GIVEN EXERCISE » Quote the data below in full, minus the images.
+ + + + +
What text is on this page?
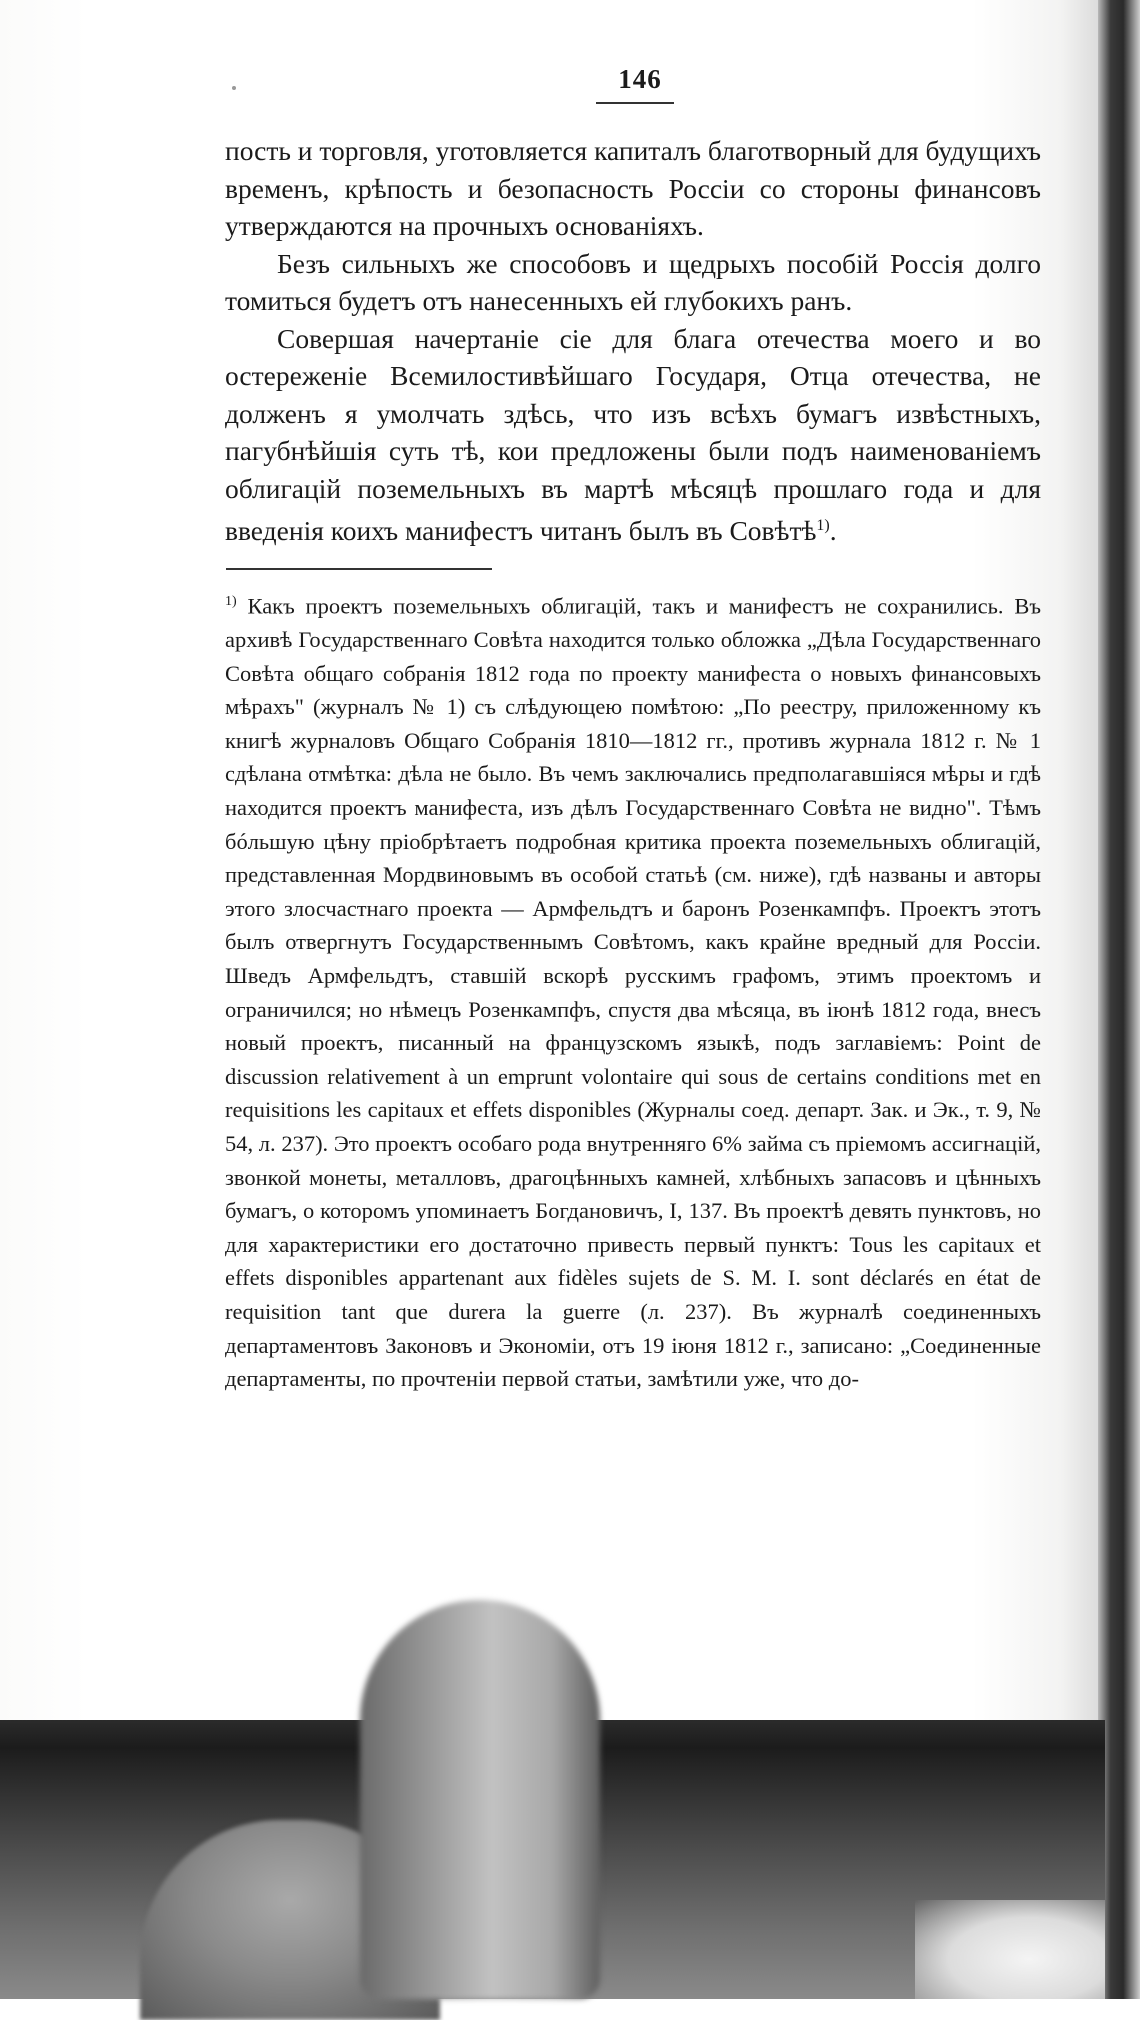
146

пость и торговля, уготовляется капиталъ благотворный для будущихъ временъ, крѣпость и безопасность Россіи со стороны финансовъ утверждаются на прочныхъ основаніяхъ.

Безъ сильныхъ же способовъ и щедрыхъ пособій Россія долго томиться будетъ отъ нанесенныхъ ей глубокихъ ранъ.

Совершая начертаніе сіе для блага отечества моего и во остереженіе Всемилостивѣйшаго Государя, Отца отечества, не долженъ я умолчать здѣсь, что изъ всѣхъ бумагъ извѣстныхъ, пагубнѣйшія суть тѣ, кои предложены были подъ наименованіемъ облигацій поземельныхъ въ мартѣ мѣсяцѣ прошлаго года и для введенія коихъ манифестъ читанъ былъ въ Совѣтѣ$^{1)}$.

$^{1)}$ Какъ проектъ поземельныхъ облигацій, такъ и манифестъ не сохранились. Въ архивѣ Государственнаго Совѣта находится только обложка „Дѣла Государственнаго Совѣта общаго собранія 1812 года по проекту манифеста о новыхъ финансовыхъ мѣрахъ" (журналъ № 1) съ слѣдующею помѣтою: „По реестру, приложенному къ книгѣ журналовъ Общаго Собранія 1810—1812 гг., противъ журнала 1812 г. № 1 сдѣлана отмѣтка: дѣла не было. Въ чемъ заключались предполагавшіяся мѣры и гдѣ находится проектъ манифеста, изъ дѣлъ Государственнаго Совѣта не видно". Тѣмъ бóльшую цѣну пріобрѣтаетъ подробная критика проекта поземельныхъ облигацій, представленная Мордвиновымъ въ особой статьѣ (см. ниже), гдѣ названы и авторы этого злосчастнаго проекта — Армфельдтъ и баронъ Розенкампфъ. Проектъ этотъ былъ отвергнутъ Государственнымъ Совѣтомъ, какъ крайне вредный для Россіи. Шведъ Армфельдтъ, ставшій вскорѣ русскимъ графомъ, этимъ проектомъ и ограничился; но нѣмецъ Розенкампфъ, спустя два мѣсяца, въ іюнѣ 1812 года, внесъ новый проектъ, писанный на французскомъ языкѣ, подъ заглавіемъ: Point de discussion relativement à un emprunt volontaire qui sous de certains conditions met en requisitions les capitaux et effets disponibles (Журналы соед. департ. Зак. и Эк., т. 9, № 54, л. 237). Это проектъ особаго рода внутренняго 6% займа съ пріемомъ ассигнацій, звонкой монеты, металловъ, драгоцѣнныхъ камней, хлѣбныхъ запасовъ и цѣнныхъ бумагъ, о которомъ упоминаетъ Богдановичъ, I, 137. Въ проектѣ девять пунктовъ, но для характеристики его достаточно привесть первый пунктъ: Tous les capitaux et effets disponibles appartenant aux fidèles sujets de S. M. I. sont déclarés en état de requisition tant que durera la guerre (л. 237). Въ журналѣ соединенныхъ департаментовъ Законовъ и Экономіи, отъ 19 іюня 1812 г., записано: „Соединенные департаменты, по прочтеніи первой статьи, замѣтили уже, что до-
+ + + + +
SOLVED EXERCISE »
What text is on this page?
146

пость и торговля, уготовляется капиталъ благотворный для будущихъ временъ, крѣпость и безопасность Россіи со стороны финансовъ утверждаются на прочныхъ основаніяхъ.

Безъ сильныхъ же способовъ и щедрыхъ пособій Россія долго томиться будетъ отъ нанесенныхъ ей глубокихъ ранъ.

Совершая начертаніе сіе для блага отечества моего и во остереженіе Всемилостивѣйшаго Государя, Отца отечества, не долженъ я умолчать здѣсь, что изъ всѣхъ бумагъ извѣстныхъ, пагубнѣйшія суть тѣ, кои предложены были подъ наименованіемъ облигацій поземельныхъ въ мартѣ мѣсяцѣ прошлаго года и для введенія коихъ манифестъ читанъ былъ въ Совѣтѣ$^{1)}$.

$^{1)}$ Какъ проектъ поземельныхъ облигацій, такъ и манифестъ не сохранились. Въ архивѣ Государственнаго Совѣта находится только обложка „Дѣла Государственнаго Совѣта общаго собранія 1812 года по проекту манифеста о новыхъ финансовыхъ мѣрахъ" (журналъ № 1) съ слѣдующею помѣтою: „По реестру, приложенному къ книгѣ журналовъ Общаго Собранія 1810—1812 гг., противъ журнала 1812 г. № 1 сдѣлана отмѣтка: дѣла не было. Въ чемъ заключались предполагавшіяся мѣры и гдѣ находится проектъ манифеста, изъ дѣлъ Государственнаго Совѣта не видно". Тѣмъ бóльшую цѣну пріобрѣтаетъ подробная критика проекта поземельныхъ облигацій, представленная Мордвиновымъ въ особой статьѣ (см. ниже), гдѣ названы и авторы этого злосчастнаго проекта — Армфельдтъ и баронъ Розенкампфъ. Проектъ этотъ былъ отвергнутъ Государственнымъ Совѣтомъ, какъ крайне вредный для Россіи. Шведъ Армфельдтъ, ставшій вскорѣ русскимъ графомъ, этимъ проектомъ и ограничился; но нѣмецъ Розенкампфъ, спустя два мѣсяца, въ іюнѣ 1812 года, внесъ новый проектъ, писанный на французскомъ языкѣ, подъ заглавіемъ: Point de discussion relativement à un emprunt volontaire qui sous de certains conditions met en requisitions les capitaux et effets disponibles (Журналы соед. департ. Зак. и Эк., т. 9, № 54, л. 237). Это проектъ особаго рода внутренняго 6% займа съ пріемомъ ассигнацій, звонкой монеты, металловъ, драгоцѣнныхъ камней, хлѣбныхъ запасовъ и цѣнныхъ бумагъ, о которомъ упоминаетъ Богдановичъ, I, 137. Въ проектѣ девять пунктовъ, но для характеристики его достаточно привесть первый пунктъ: Tous les capitaux et effets disponibles appartenant aux fidèles sujets de S. M. I. sont déclarés en état de requisition tant que durera la guerre (л. 237). Въ журналѣ соединенныхъ департаментовъ Законовъ и Экономіи, отъ 19 іюня 1812 г., записано: „Соединенные департаменты, по прочтеніи первой статьи, замѣтили уже, что до-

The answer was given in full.